> _SET TASK_: Print the records again, character for character.

> _TASK INPUTS_:
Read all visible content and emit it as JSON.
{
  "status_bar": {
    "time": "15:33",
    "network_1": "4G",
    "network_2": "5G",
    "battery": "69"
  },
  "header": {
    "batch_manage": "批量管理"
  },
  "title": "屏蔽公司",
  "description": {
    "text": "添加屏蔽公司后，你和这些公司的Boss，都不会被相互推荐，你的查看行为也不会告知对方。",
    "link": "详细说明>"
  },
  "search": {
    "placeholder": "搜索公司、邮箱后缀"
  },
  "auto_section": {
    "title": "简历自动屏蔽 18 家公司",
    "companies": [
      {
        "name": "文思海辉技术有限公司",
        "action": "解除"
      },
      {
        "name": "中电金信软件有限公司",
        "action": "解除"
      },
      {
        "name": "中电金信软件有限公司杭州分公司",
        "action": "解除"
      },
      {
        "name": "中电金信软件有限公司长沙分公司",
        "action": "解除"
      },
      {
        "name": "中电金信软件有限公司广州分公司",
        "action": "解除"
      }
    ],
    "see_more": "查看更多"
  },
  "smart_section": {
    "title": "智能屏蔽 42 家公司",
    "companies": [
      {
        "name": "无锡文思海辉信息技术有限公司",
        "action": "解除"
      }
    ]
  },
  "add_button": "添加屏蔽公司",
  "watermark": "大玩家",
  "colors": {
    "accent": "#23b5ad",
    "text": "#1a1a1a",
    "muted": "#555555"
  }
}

> _CORRECT RESPONSE_:
Read all visible content and emit it as JSON.
{
  "status_bar": {
    "time": "15:33",
    "network_1": "4G",
    "network_2": "5G",
    "battery": "69"
  },
  "header": {
    "batch_manage": "批量管理"
  },
  "title": "屏蔽公司",
  "description": {
    "text": "添加屏蔽公司后，你和这些公司的Boss，都不会被相互推荐，你的查看行为也不会告知对方。",
    "link": "详细说明>"
  },
  "search": {
    "placeholder": "搜索公司、邮箱后缀"
  },
  "auto_section": {
    "title": "简历自动屏蔽 18 家公司",
    "companies": [
      {
        "name": "文思海辉技术有限公司",
        "action": "解除"
      },
      {
        "name": "中电金信软件有限公司",
        "action": "解除"
      },
      {
        "name": "中电金信软件有限公司杭州分公司",
        "action": "解除"
      },
      {
        "name": "中电金信软件有限公司长沙分公司",
        "action": "解除"
      },
      {
        "name": "中电金信软件有限公司广州分公司",
        "action": "解除"
      }
    ],
    "see_more": "查看更多"
  },
  "smart_section": {
    "title": "智能屏蔽 42 家公司",
    "companies": [
      {
        "name": "无锡文思海辉信息技术有限公司",
        "action": "解除"
      }
    ]
  },
  "add_button": "添加屏蔽公司",
  "watermark": "大玩家",
  "colors": {
    "accent": "#23b5ad",
    "text": "#1a1a1a",
    "muted": "#555555"
  }
}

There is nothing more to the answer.